__What you have to do__. Condense the paragraph in the text below that begins "If you've never seen a show at the Bowery Ballroom" into a short list of its main facts.

__Text block__.
□ □ □ □ □
A Night That Will LiveIn Infamous

Thursday night was so fetch. One amazing movie and one bliz-zazing concert. If only every night of my path-ethic life could be like this. OK, throw in some HJs & BJs, maybe a lil bowling, and then yer talking! My eyes hadn’t peeped so much beauty since last weekend’s trek to Coatcheka, Cali. My pants were around my ankles for most of the night (in preparation for No Pants Day), cause I was watching two of the most gorge-yus liz-adies do their thang. Imagine watching Lindsay Lohan ROCK out on the big screen for a good hour and thirty-seven minutes and then meself riz-ocking out to the hot bod and sweet sounds of Sharin Foo and the Raveonettes, all in one magical evening. I priz-ohm-is, a full review of Mean Girls (…and Coachella Part III) will be posted haste, but I think I need to start 15 new blogs just to have enuff space to write my treatise on LL’s latest opus. In the meantime, here’s the deli-yo on the Raisinets show:

The Raveonettes

Thursday, May 6th – Bowery Ballroom



If Buddy were alive

today, he’d tell the

‘nettes to “Rave On”.

If you’ve never seen a show at the Bowery Ballroom, you really haven’t lived. It’s gots to be one of these finest venues in the country. Not only is it tiny and you can get really close to Meg White‘s splendidilicious boobies, but there’s tons of bubbalicious hipster chicks who rock out with their… rocks out. I’ve seen all sorts of shiite there: Blur, The Hives, and even Huey Lewis & The News (which was 1/2 umcredible and 6/7 snoozefest). Anywho, the Raveonettes raved on this night, like Buddy Holly being swallowed up by BlackDildoMotorcycleClub‘s roaring g-tars. In today’s overproduced music scene, it’s refreshing when a band can reproduce their signature sound live. This is the case here. It’s an open and shut case. Anyone know where I can find Justin Case? Case closed.



Who conned the Fonz
into directing this?
□ □ □ □ □
__Data for analysis__.

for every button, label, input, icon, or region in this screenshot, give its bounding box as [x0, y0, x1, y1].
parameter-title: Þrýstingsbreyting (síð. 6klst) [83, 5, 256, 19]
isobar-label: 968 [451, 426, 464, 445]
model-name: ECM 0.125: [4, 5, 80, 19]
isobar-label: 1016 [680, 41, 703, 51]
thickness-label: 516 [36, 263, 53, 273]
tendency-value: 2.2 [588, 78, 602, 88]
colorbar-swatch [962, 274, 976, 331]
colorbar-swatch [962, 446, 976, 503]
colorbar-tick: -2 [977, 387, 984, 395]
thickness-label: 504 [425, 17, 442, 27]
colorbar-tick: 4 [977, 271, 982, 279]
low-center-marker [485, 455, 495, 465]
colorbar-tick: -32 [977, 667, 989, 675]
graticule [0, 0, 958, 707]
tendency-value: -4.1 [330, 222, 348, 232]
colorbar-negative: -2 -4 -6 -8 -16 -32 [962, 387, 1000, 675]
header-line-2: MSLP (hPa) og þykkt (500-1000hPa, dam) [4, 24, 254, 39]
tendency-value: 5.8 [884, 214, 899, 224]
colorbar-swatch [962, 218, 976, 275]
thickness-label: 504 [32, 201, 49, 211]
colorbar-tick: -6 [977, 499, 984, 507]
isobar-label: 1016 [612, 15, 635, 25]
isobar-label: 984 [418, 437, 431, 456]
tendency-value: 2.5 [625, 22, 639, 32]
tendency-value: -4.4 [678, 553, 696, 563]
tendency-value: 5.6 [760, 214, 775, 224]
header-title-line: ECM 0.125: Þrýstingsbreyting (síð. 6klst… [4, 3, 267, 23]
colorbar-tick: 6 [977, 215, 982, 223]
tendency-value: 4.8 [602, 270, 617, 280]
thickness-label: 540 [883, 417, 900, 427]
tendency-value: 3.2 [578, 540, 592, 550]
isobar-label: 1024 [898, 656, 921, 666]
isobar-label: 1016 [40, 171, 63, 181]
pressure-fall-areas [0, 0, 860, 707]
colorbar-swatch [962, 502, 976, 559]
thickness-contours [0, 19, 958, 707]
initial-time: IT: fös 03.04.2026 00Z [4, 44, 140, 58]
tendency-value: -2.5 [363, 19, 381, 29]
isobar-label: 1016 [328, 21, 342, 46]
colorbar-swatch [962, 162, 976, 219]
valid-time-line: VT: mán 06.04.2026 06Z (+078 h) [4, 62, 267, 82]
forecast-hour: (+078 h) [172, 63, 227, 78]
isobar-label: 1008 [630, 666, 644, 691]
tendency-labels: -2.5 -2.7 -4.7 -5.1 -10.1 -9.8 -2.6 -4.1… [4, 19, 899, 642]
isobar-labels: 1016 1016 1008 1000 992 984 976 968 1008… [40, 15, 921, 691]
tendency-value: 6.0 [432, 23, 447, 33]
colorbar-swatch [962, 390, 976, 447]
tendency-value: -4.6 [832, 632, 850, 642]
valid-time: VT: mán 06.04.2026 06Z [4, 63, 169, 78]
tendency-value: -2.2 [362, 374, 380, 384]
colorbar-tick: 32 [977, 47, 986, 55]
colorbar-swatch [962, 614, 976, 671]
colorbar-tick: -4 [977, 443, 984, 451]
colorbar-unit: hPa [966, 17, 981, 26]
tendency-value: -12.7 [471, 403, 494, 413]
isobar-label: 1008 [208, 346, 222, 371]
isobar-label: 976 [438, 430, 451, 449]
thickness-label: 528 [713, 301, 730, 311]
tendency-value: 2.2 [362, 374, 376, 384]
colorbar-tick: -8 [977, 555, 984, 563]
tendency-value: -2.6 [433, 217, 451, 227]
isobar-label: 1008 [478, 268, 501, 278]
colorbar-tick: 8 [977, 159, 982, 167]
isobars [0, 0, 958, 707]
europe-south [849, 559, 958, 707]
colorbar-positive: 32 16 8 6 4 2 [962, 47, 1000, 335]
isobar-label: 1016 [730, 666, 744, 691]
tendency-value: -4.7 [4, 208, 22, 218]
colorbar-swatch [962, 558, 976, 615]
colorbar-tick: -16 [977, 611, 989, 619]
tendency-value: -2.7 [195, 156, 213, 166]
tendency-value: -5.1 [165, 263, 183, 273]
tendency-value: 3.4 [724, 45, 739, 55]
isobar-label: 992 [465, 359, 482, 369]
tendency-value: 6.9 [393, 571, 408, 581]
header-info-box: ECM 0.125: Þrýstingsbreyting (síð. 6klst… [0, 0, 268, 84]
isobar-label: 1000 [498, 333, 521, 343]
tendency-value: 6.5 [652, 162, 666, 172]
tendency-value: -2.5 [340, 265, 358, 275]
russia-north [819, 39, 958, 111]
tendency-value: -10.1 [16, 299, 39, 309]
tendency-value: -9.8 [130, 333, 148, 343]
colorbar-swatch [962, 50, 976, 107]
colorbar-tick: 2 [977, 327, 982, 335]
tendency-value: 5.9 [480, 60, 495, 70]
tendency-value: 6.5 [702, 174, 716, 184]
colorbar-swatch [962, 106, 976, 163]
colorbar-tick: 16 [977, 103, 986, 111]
□ □ □ □ □
__Response box__.
- The Bowery Ballroom is one of the finest venues in the country, and it is small enough to get very close to the stage.
- The writer has seen Blur, The Hives, and Huey Lewis & The News there.
- On this night the Raveonettes sounded like Buddy Holly swallowed up by the roaring guitars of BlackDildoMotorcycleClub.
- Music today is overproduced, so it is refreshing that the band can reproduce its signature sound live.